What to work on: Below is a listing; reproduce each line of it exactly.
..........
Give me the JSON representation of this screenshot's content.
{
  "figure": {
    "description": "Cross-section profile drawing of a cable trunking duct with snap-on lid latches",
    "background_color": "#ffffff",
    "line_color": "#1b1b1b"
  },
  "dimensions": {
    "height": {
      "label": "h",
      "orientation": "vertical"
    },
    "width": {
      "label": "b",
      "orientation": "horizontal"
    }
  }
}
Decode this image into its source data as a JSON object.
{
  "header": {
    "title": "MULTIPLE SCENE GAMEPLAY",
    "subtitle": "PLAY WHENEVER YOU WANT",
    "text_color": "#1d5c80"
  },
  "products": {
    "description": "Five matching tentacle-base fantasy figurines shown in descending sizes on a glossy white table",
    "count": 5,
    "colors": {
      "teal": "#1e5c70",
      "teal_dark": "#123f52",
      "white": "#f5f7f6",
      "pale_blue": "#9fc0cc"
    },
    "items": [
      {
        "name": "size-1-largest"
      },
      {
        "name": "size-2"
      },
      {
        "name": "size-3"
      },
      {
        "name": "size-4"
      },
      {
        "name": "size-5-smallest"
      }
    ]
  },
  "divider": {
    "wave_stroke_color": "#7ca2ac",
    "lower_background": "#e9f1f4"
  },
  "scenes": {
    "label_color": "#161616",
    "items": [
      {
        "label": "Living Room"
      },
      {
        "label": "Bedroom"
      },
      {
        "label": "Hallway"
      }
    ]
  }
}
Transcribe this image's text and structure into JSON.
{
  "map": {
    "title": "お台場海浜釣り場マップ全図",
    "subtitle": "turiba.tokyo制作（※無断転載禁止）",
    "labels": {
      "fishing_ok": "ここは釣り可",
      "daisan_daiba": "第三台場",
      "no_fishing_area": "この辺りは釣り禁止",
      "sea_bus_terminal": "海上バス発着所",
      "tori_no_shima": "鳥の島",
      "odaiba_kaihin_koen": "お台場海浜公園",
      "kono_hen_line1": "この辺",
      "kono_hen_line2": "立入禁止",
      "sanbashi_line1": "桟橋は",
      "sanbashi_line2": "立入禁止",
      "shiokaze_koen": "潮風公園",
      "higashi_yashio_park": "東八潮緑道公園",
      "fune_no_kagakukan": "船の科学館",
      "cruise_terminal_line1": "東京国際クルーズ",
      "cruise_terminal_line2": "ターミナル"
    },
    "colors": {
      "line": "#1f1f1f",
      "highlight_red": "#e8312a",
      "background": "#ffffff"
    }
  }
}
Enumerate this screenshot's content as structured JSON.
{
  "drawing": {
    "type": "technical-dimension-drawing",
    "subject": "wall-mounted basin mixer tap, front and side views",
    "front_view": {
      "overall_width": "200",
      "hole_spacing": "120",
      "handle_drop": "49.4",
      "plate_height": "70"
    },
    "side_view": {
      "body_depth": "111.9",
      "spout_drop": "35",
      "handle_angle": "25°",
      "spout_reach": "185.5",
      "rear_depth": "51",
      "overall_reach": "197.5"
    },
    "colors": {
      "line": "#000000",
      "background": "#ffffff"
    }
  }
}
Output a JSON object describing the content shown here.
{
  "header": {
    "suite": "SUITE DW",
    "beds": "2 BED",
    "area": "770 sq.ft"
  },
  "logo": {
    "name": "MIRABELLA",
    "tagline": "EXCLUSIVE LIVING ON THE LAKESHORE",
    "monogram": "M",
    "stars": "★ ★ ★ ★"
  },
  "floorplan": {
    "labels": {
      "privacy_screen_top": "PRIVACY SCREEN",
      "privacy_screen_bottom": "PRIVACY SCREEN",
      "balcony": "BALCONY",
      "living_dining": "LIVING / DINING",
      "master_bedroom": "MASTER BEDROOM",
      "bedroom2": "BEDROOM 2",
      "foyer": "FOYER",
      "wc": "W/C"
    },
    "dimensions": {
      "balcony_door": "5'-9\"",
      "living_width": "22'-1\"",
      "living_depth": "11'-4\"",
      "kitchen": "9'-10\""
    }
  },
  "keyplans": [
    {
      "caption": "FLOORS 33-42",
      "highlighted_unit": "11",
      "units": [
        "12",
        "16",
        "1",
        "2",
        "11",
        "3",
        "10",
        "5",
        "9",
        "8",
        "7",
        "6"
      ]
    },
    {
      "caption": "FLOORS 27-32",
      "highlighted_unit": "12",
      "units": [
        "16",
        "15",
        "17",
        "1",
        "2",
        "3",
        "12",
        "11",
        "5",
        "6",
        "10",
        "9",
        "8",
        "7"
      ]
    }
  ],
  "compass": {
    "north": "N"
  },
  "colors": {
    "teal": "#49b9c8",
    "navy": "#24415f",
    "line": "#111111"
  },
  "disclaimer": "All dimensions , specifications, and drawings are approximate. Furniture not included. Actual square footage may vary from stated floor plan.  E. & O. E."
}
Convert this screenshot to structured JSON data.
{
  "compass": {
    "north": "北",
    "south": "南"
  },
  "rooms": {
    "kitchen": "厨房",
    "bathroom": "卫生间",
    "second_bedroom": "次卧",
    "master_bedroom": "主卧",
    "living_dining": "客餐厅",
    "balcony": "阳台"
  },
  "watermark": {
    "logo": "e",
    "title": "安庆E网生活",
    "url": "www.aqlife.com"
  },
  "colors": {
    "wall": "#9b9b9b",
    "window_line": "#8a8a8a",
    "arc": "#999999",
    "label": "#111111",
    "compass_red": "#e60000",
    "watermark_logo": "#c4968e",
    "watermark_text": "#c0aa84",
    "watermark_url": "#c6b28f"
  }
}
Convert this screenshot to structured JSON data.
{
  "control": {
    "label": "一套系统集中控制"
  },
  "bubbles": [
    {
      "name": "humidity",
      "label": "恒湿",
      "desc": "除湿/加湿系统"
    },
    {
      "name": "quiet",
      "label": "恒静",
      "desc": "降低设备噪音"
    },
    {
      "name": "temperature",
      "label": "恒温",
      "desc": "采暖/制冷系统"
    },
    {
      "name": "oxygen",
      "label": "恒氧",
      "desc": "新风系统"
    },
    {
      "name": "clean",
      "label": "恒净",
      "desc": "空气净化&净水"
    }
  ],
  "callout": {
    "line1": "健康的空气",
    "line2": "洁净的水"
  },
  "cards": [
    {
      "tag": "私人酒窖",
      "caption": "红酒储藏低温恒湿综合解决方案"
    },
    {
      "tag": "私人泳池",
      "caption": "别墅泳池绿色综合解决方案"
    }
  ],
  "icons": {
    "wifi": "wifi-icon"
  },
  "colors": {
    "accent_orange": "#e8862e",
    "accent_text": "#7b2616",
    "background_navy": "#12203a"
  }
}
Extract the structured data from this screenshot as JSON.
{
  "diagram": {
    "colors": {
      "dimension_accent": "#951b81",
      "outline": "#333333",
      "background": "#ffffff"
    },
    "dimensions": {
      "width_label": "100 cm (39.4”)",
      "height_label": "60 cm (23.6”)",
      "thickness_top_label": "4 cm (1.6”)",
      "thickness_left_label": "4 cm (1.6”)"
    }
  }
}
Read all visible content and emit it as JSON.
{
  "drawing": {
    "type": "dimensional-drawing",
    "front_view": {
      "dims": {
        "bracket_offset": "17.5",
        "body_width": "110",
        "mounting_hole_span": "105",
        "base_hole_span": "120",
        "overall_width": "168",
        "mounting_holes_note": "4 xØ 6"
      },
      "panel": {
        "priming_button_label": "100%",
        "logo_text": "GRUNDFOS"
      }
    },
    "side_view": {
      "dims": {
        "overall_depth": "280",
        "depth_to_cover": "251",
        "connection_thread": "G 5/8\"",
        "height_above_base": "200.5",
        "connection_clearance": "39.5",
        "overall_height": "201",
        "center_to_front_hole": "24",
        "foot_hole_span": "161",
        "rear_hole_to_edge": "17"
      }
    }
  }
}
..........
Task solution:
Give me the JSON representation of this screenshot's content.
{
  "figure": {
    "description": "Cross-section profile drawing of a cable trunking duct with snap-on lid latches",
    "background_color": "#ffffff",
    "line_color": "#1b1b1b"
  },
  "dimensions": {
    "height": {
      "label": "h",
      "orientation": "vertical"
    },
    "width": {
      "label": "b",
      "orientation": "horizontal"
    }
  }
}
Decode this image into its source data as a JSON object.
{
  "header": {
    "title": "MULTIPLE SCENE GAMEPLAY",
    "subtitle": "PLAY WHENEVER YOU WANT",
    "text_color": "#1d5c80"
  },
  "products": {
    "description": "Five matching tentacle-base fantasy figurines shown in descending sizes on a glossy white table",
    "count": 5,
    "colors": {
      "teal": "#1e5c70",
      "teal_dark": "#123f52",
      "white": "#f5f7f6",
      "pale_blue": "#9fc0cc"
    },
    "items": [
      {
        "name": "size-1-largest"
      },
      {
        "name": "size-2"
      },
      {
        "name": "size-3"
      },
      {
        "name": "size-4"
      },
      {
        "name": "size-5-smallest"
      }
    ]
  },
  "divider": {
    "wave_stroke_color": "#7ca2ac",
    "lower_background": "#e9f1f4"
  },
  "scenes": {
    "label_color": "#161616",
    "items": [
      {
        "label": "Living Room"
      },
      {
        "label": "Bedroom"
      },
      {
        "label": "Hallway"
      }
    ]
  }
}
Transcribe this image's text and structure into JSON.
{
  "map": {
    "title": "お台場海浜釣り場マップ全図",
    "subtitle": "turiba.tokyo制作（※無断転載禁止）",
    "labels": {
      "fishing_ok": "ここは釣り可",
      "daisan_daiba": "第三台場",
      "no_fishing_area": "この辺りは釣り禁止",
      "sea_bus_terminal": "海上バス発着所",
      "tori_no_shima": "鳥の島",
      "odaiba_kaihin_koen": "お台場海浜公園",
      "kono_hen_line1": "この辺",
      "kono_hen_line2": "立入禁止",
      "sanbashi_line1": "桟橋は",
      "sanbashi_line2": "立入禁止",
      "shiokaze_koen": "潮風公園",
      "higashi_yashio_park": "東八潮緑道公園",
      "fune_no_kagakukan": "船の科学館",
      "cruise_terminal_line1": "東京国際クルーズ",
      "cruise_terminal_line2": "ターミナル"
    },
    "colors": {
      "line": "#1f1f1f",
      "highlight_red": "#e8312a",
      "background": "#ffffff"
    }
  }
}
Enumerate this screenshot's content as structured JSON.
{
  "drawing": {
    "type": "technical-dimension-drawing",
    "subject": "wall-mounted basin mixer tap, front and side views",
    "front_view": {
      "overall_width": "200",
      "hole_spacing": "120",
      "handle_drop": "49.4",
      "plate_height": "70"
    },
    "side_view": {
      "body_depth": "111.9",
      "spout_drop": "35",
      "handle_angle": "25°",
      "spout_reach": "185.5",
      "rear_depth": "51",
      "overall_reach": "197.5"
    },
    "colors": {
      "line": "#000000",
      "background": "#ffffff"
    }
  }
}
Output a JSON object describing the content shown here.
{
  "header": {
    "suite": "SUITE DW",
    "beds": "2 BED",
    "area": "770 sq.ft"
  },
  "logo": {
    "name": "MIRABELLA",
    "tagline": "EXCLUSIVE LIVING ON THE LAKESHORE",
    "monogram": "M",
    "stars": "★ ★ ★ ★"
  },
  "floorplan": {
    "labels": {
      "privacy_screen_top": "PRIVACY SCREEN",
      "privacy_screen_bottom": "PRIVACY SCREEN",
      "balcony": "BALCONY",
      "living_dining": "LIVING / DINING",
      "master_bedroom": "MASTER BEDROOM",
      "bedroom2": "BEDROOM 2",
      "foyer": "FOYER",
      "wc": "W/C"
    },
    "dimensions": {
      "balcony_door": "5'-9\"",
      "living_width": "22'-1\"",
      "living_depth": "11'-4\"",
      "kitchen": "9'-10\""
    }
  },
  "keyplans": [
    {
      "caption": "FLOORS 33-42",
      "highlighted_unit": "11",
      "units": [
        "12",
        "16",
        "1",
        "2",
        "11",
        "3",
        "10",
        "5",
        "9",
        "8",
        "7",
        "6"
      ]
    },
    {
      "caption": "FLOORS 27-32",
      "highlighted_unit": "12",
      "units": [
        "16",
        "15",
        "17",
        "1",
        "2",
        "3",
        "12",
        "11",
        "5",
        "6",
        "10",
        "9",
        "8",
        "7"
      ]
    }
  ],
  "compass": {
    "north": "N"
  },
  "colors": {
    "teal": "#49b9c8",
    "navy": "#24415f",
    "line": "#111111"
  },
  "disclaimer": "All dimensions , specifications, and drawings are approximate. Furniture not included. Actual square footage may vary from stated floor plan.  E. & O. E."
}
Convert this screenshot to structured JSON data.
{
  "compass": {
    "north": "北",
    "south": "南"
  },
  "rooms": {
    "kitchen": "厨房",
    "bathroom": "卫生间",
    "second_bedroom": "次卧",
    "master_bedroom": "主卧",
    "living_dining": "客餐厅",
    "balcony": "阳台"
  },
  "watermark": {
    "logo": "e",
    "title": "安庆E网生活",
    "url": "www.aqlife.com"
  },
  "colors": {
    "wall": "#9b9b9b",
    "window_line": "#8a8a8a",
    "arc": "#999999",
    "label": "#111111",
    "compass_red": "#e60000",
    "watermark_logo": "#c4968e",
    "watermark_text": "#c0aa84",
    "watermark_url": "#c6b28f"
  }
}
Convert this screenshot to structured JSON data.
{
  "control": {
    "label": "一套系统集中控制"
  },
  "bubbles": [
    {
      "name": "humidity",
      "label": "恒湿",
      "desc": "除湿/加湿系统"
    },
    {
      "name": "quiet",
      "label": "恒静",
      "desc": "降低设备噪音"
    },
    {
      "name": "temperature",
      "label": "恒温",
      "desc": "采暖/制冷系统"
    },
    {
      "name": "oxygen",
      "label": "恒氧",
      "desc": "新风系统"
    },
    {
      "name": "clean",
      "label": "恒净",
      "desc": "空气净化&净水"
    }
  ],
  "callout": {
    "line1": "健康的空气",
    "line2": "洁净的水"
  },
  "cards": [
    {
      "tag": "私人酒窖",
      "caption": "红酒储藏低温恒湿综合解决方案"
    },
    {
      "tag": "私人泳池",
      "caption": "别墅泳池绿色综合解决方案"
    }
  ],
  "icons": {
    "wifi": "wifi-icon"
  },
  "colors": {
    "accent_orange": "#e8862e",
    "accent_text": "#7b2616",
    "background_navy": "#12203a"
  }
}
Extract the structured data from this screenshot as JSON.
{
  "diagram": {
    "colors": {
      "dimension_accent": "#951b81",
      "outline": "#333333",
      "background": "#ffffff"
    },
    "dimensions": {
      "width_label": "100 cm (39.4”)",
      "height_label": "60 cm (23.6”)",
      "thickness_top_label": "4 cm (1.6”)",
      "thickness_left_label": "4 cm (1.6”)"
    }
  }
}
Read all visible content and emit it as JSON.
{
  "drawing": {
    "type": "dimensional-drawing",
    "front_view": {
      "dims": {
        "bracket_offset": "17.5",
        "body_width": "110",
        "mounting_hole_span": "105",
        "base_hole_span": "120",
        "overall_width": "168",
        "mounting_holes_note": "4 xØ 6"
      },
      "panel": {
        "priming_button_label": "100%",
        "logo_text": "GRUNDFOS"
      }
    },
    "side_view": {
      "dims": {
        "overall_depth": "280",
        "depth_to_cover": "251",
        "connection_thread": "G 5/8\"",
        "height_above_base": "200.5",
        "connection_clearance": "39.5",
        "overall_height": "201",
        "center_to_front_hole": "24",
        "foot_hole_span": "161",
        "rear_hole_to_edge": "17"
      }
    }
  }
}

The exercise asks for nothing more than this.